GIVEN DATA:
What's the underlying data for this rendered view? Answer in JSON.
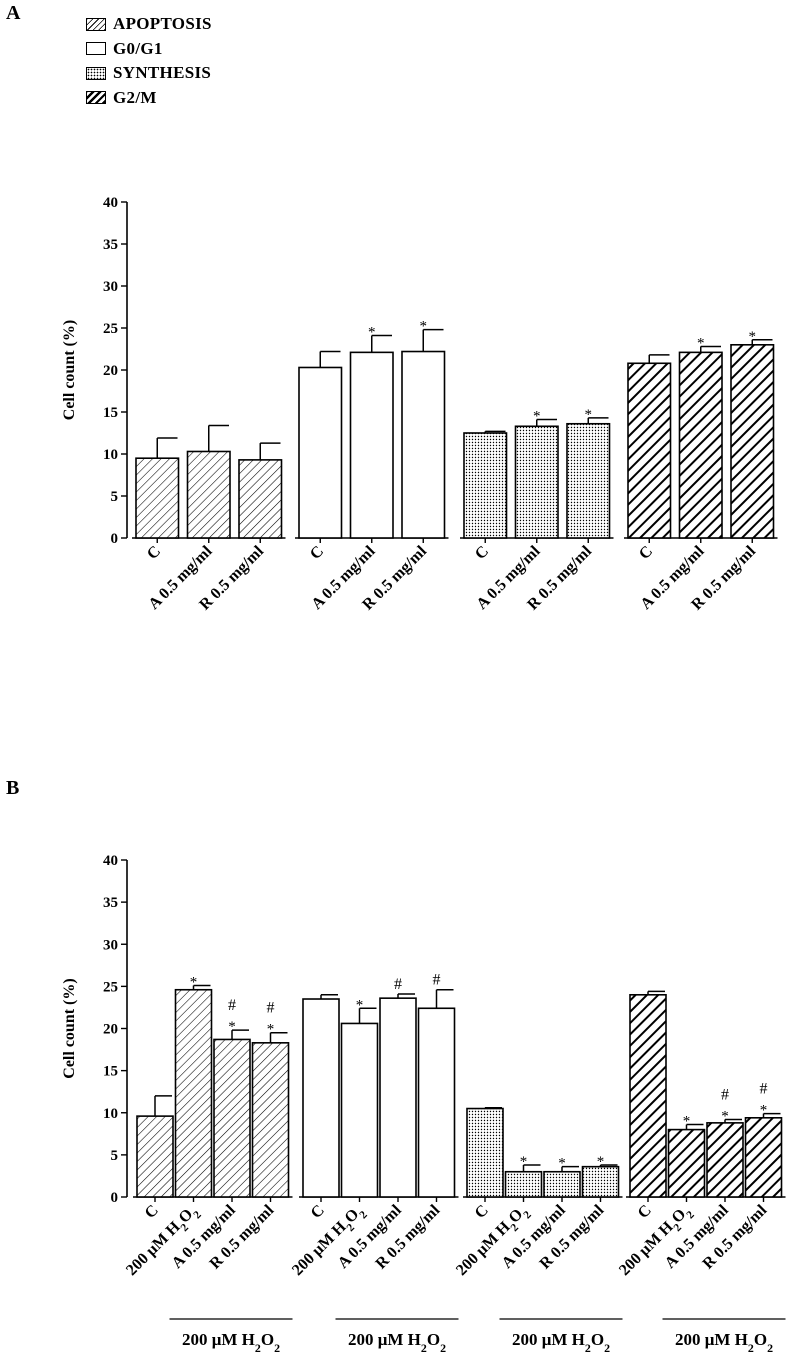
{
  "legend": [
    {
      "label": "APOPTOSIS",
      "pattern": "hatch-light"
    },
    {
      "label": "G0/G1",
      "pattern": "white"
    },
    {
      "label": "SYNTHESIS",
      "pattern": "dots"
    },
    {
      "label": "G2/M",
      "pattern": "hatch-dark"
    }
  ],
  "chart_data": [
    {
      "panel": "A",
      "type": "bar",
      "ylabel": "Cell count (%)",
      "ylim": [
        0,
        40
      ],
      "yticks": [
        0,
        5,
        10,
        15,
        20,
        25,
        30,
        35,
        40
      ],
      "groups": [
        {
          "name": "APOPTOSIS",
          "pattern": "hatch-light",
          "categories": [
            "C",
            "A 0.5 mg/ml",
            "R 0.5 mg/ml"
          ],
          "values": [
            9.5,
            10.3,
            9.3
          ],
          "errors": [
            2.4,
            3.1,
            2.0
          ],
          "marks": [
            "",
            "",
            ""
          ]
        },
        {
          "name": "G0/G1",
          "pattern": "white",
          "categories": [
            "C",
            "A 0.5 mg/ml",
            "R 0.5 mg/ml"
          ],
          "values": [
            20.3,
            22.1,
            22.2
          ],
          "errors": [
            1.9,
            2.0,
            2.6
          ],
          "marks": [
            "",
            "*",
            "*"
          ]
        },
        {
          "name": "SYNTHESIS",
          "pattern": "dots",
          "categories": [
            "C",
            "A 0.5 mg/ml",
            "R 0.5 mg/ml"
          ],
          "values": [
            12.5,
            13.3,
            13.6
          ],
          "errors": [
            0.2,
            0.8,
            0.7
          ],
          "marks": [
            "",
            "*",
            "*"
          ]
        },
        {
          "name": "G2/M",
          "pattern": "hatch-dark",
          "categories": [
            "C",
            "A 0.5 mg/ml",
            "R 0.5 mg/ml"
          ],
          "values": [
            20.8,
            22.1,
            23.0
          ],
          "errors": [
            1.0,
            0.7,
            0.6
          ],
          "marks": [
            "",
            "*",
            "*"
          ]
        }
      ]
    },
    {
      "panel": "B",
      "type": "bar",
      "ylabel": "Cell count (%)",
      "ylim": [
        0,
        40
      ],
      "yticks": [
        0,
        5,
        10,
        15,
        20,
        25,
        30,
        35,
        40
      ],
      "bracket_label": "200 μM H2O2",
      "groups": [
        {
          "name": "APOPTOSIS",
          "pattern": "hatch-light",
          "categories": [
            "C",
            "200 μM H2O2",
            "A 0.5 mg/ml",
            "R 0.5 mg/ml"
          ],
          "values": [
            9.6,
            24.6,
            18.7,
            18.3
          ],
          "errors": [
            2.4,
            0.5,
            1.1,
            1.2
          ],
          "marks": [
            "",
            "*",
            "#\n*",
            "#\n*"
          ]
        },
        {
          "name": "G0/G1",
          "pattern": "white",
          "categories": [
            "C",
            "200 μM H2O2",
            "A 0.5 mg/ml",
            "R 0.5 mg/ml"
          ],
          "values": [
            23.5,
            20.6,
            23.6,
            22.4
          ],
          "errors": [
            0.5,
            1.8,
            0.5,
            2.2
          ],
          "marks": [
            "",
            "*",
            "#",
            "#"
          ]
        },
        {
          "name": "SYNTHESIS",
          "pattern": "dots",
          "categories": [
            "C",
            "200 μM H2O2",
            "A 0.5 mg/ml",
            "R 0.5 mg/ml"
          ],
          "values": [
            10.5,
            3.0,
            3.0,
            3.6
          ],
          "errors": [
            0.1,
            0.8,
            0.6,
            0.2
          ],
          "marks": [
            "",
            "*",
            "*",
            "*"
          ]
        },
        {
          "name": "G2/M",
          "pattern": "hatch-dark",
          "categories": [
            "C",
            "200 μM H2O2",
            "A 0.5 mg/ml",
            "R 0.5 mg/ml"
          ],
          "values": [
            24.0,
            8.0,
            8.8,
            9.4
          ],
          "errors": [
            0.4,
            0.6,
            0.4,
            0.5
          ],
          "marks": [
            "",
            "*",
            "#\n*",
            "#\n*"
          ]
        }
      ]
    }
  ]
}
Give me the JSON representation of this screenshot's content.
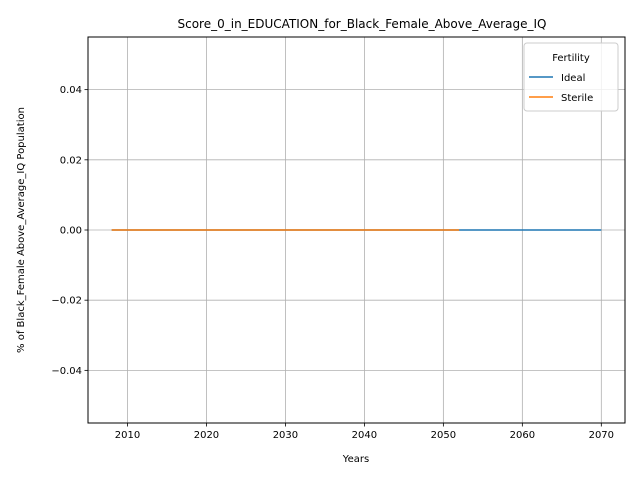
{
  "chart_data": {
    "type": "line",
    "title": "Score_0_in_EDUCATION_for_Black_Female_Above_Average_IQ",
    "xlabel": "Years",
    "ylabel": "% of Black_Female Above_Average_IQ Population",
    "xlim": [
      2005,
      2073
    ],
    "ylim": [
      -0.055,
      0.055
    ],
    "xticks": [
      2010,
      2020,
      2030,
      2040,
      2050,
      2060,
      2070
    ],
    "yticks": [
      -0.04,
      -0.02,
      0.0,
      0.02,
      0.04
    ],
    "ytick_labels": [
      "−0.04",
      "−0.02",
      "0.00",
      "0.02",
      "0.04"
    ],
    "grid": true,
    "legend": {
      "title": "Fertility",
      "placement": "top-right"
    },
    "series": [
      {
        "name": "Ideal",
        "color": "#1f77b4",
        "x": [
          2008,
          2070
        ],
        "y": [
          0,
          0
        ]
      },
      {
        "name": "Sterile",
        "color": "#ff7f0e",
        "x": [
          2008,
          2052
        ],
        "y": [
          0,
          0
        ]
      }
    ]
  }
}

---

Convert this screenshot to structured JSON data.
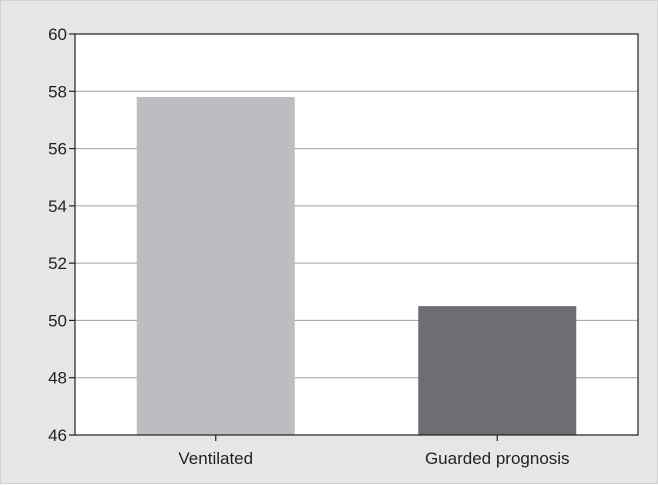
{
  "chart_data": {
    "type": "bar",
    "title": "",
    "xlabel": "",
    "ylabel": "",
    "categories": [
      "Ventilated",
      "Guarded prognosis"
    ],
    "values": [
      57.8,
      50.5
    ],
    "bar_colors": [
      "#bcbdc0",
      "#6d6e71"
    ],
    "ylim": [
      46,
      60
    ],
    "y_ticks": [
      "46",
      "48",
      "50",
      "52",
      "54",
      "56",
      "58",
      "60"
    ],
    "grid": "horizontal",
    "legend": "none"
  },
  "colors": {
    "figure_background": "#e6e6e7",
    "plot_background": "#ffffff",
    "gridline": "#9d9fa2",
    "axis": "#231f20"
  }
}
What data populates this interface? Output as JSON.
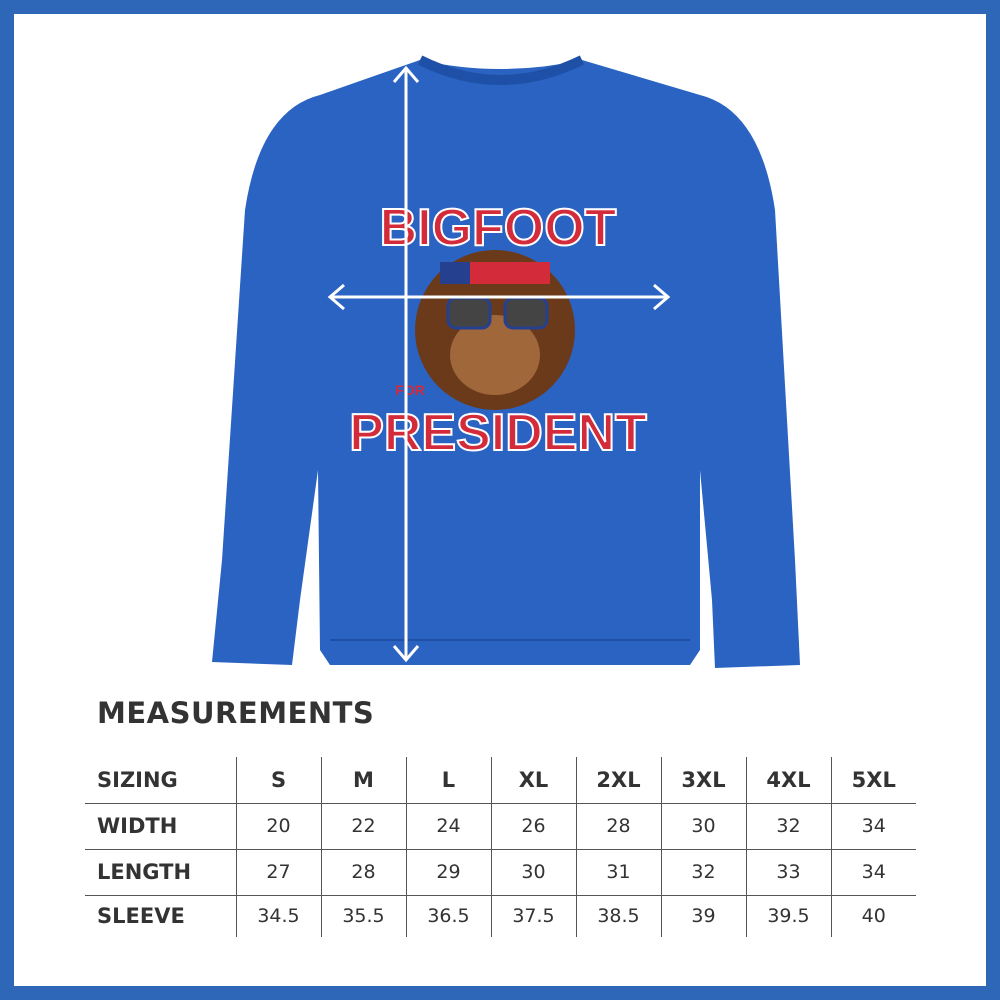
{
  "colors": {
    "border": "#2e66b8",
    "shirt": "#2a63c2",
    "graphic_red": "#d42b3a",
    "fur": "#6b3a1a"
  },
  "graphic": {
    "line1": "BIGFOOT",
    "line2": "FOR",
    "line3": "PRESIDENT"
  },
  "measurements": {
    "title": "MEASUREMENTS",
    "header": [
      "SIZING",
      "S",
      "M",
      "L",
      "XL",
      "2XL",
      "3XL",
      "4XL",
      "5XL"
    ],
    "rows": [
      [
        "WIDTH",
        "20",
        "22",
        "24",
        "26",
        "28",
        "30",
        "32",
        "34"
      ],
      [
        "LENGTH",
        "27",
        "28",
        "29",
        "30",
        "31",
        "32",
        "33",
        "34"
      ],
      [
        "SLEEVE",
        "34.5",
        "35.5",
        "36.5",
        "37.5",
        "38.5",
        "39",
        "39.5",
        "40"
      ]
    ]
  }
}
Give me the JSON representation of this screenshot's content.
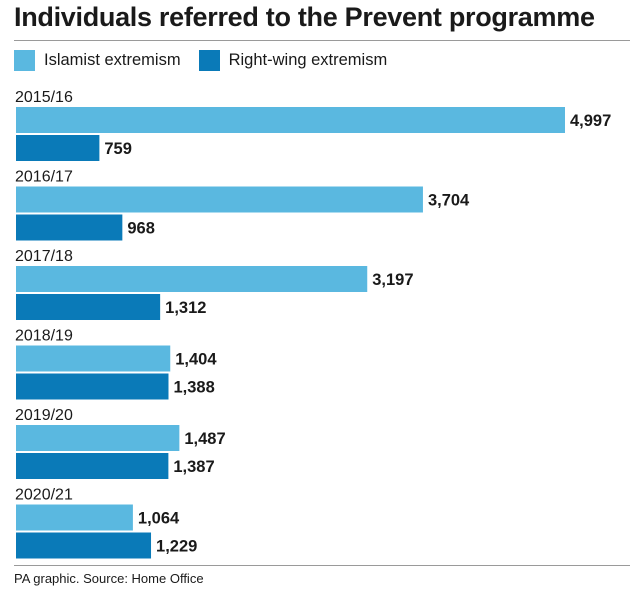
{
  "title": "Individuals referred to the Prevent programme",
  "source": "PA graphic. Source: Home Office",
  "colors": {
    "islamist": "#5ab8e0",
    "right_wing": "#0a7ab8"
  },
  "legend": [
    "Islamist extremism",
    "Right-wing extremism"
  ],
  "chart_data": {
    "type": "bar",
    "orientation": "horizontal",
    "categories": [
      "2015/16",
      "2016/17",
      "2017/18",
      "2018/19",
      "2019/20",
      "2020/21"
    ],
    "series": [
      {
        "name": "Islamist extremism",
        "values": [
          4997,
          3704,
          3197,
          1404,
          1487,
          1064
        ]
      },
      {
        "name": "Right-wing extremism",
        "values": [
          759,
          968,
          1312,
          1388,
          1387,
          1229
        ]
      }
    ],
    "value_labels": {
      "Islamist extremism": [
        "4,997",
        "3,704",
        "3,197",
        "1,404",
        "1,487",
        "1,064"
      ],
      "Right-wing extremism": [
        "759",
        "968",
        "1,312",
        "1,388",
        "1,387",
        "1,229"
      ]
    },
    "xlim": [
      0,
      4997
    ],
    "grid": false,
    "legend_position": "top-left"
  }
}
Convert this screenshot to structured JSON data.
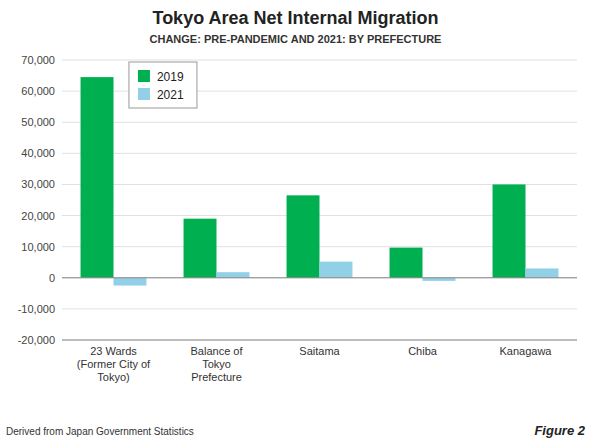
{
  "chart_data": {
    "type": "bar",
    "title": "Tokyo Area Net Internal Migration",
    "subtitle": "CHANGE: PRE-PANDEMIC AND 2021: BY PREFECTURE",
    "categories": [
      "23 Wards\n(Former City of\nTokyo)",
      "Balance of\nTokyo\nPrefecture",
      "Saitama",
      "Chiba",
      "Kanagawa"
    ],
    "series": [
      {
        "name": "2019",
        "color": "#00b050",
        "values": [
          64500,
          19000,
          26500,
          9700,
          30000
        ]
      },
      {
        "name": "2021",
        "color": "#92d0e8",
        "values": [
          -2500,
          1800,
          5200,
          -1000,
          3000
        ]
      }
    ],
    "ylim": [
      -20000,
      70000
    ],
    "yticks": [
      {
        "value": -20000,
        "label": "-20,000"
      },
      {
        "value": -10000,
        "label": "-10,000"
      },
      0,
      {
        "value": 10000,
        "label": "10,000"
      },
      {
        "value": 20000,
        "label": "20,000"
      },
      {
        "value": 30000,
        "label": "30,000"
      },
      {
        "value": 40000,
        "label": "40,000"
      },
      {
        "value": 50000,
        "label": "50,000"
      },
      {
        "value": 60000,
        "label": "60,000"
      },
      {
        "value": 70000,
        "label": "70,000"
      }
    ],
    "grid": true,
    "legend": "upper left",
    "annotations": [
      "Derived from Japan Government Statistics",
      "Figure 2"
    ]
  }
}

BRIEF: Gather each line holding the string "ylabel".

REPLY TO THE EXERCISE:
      "ylabel": "Cell count (%)",
      "ylabel": "Cell count (%)",
    "ylabel": "% of Black_Female Above_Average_IQ Population",
    "ylabel": "",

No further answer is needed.